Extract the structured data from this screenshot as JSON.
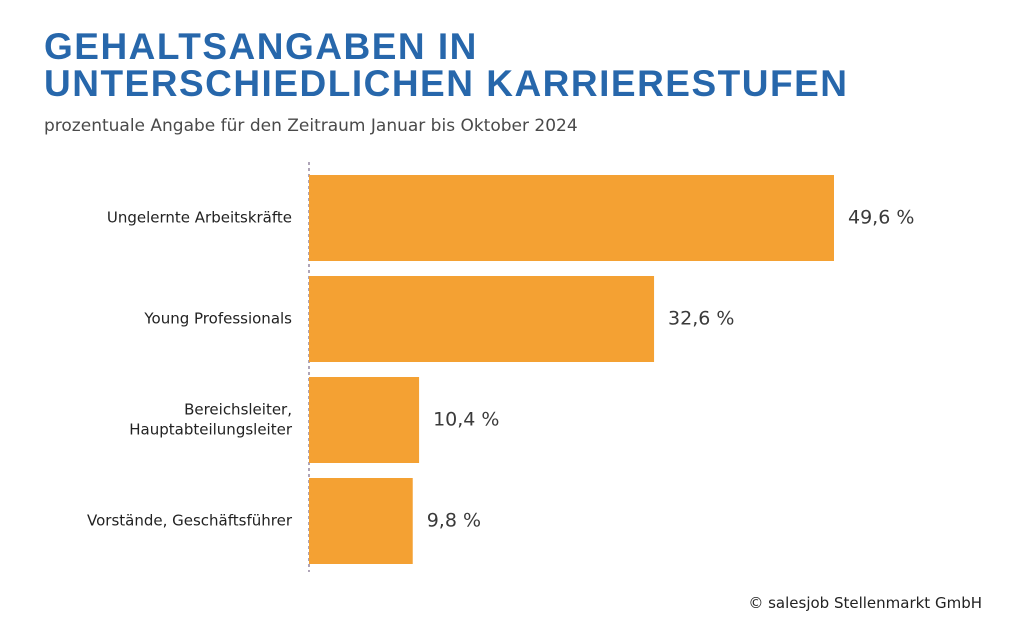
{
  "title": [
    "GEHALTSANGABEN IN",
    "UNTERSCHIEDLICHEN KARRIERESTUFEN"
  ],
  "subtitle": "prozentuale Angabe für den Zeitraum Januar bis Oktober 2024",
  "source": "© salesjob Stellenmarkt GmbH",
  "colors": {
    "title": "#2767ab",
    "bar": "#f4a133",
    "axis": "#7a6a8a"
  },
  "chart_data": {
    "type": "bar",
    "orientation": "horizontal",
    "categories": [
      [
        "Ungelernte Arbeitskräfte"
      ],
      [
        "Young Professionals"
      ],
      [
        "Bereichsleiter,",
        "Hauptabteilungsleiter"
      ],
      [
        "Vorstände, Geschäftsführer"
      ]
    ],
    "values": [
      49.6,
      32.6,
      10.4,
      9.8
    ],
    "value_labels": [
      "49,6 %",
      "32,6 %",
      "10,4 %",
      "9,8 %"
    ],
    "unit": "%",
    "xlim": [
      0,
      50
    ],
    "grid": false
  }
}
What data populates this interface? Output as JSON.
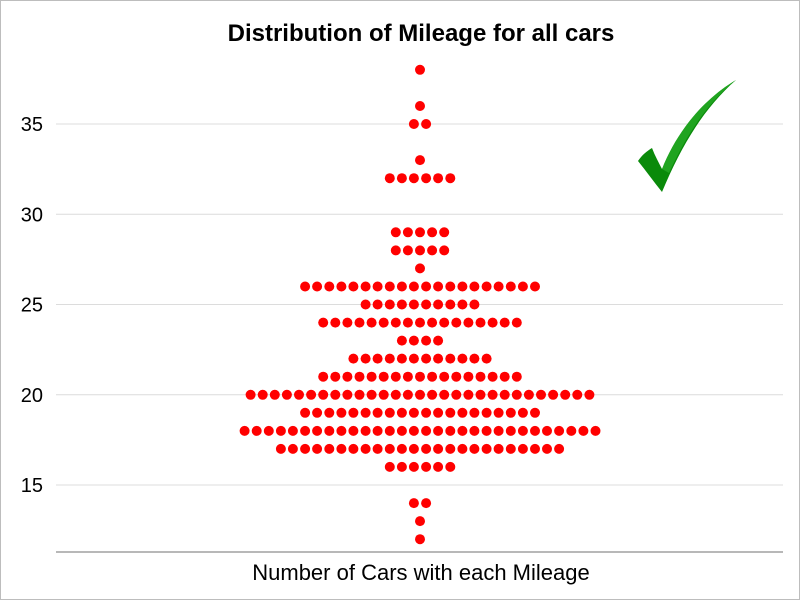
{
  "chart_data": {
    "type": "scatter",
    "subtype": "dot-plot",
    "title": "Distribution of Mileage for all cars",
    "xlabel": "Number of Cars with each Mileage",
    "ylabel": "",
    "ylim": [
      11.5,
      38.5
    ],
    "yticks": [
      15,
      20,
      25,
      30,
      35
    ],
    "grid": true,
    "legend": "none",
    "series": [
      {
        "mileage": [
          12,
          13,
          14,
          16,
          17,
          18,
          19,
          20,
          21,
          22,
          23,
          24,
          25,
          26,
          27,
          28,
          29,
          32,
          33,
          35,
          36,
          38
        ],
        "number_of_cars": [
          1,
          1,
          2,
          6,
          24,
          30,
          20,
          29,
          17,
          12,
          4,
          17,
          10,
          20,
          1,
          5,
          5,
          6,
          1,
          2,
          1,
          1
        ]
      }
    ],
    "colors": {
      "points": "#ff0000",
      "grid": "#dcdcdc",
      "axis": "#a0a0a0",
      "checkmark": "#008000"
    },
    "annotations": [
      {
        "type": "icon",
        "name": "checkmark-icon",
        "position": "top-right"
      }
    ]
  }
}
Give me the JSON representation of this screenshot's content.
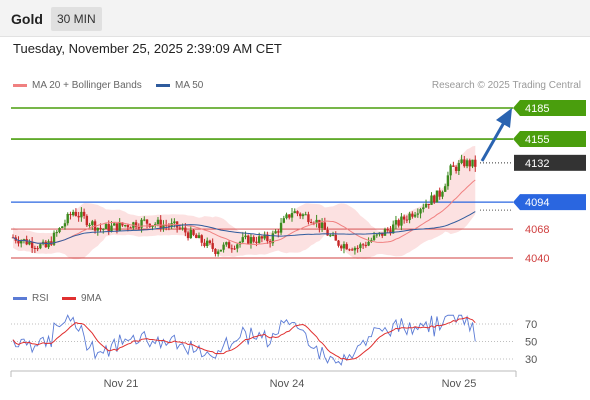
{
  "header": {
    "title": "Gold",
    "timeframe": "30 MIN"
  },
  "date_text": "Tuesday, November 25, 2025 2:39:09 AM CET",
  "legend": {
    "items": [
      {
        "label": "MA 20 + Bollinger Bands",
        "color": "#f08080"
      },
      {
        "label": "MA 50",
        "color": "#2f5b9d"
      }
    ],
    "credit": "Research © 2025 Trading Central"
  },
  "price_levels": [
    {
      "label": "4185",
      "value": 4185,
      "style": "green"
    },
    {
      "label": "4155",
      "value": 4155,
      "style": "green"
    },
    {
      "label": "4132",
      "value": 4132,
      "style": "current"
    },
    {
      "label": "4094",
      "value": 4094,
      "style": "blue"
    },
    {
      "label": "4068",
      "value": 4068,
      "style": "red"
    },
    {
      "label": "4040",
      "value": 4040,
      "style": "red"
    }
  ],
  "rsi": {
    "legend": [
      {
        "label": "RSI",
        "color": "#5b7bd5"
      },
      {
        "label": "9MA",
        "color": "#e03030"
      }
    ],
    "levels": [
      "70",
      "50",
      "30"
    ]
  },
  "x_axis": {
    "labels": [
      "Nov 21",
      "Nov 24",
      "Nov 25"
    ]
  },
  "colors": {
    "up": "#3c8a1e",
    "down": "#c62828",
    "green_level": "#4a9e0d",
    "blue_level": "#2a66e0",
    "red_level": "#d04040",
    "current": "#333333",
    "arrow": "#2a63b0"
  }
}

┄┄┄┄┄┄┄┄┄┄┄┄┄┄┄┄┄┄┄┄

== WORK REQUIRED ==
Copy every line of the entries above in which "JSON" occurs.

== EXERCISE SOLUTION ==
Extract the structured data from this screenshot as JSON.
What data populates this interface? Output as JSON.
Give me the JSON representation of this screenshot's content.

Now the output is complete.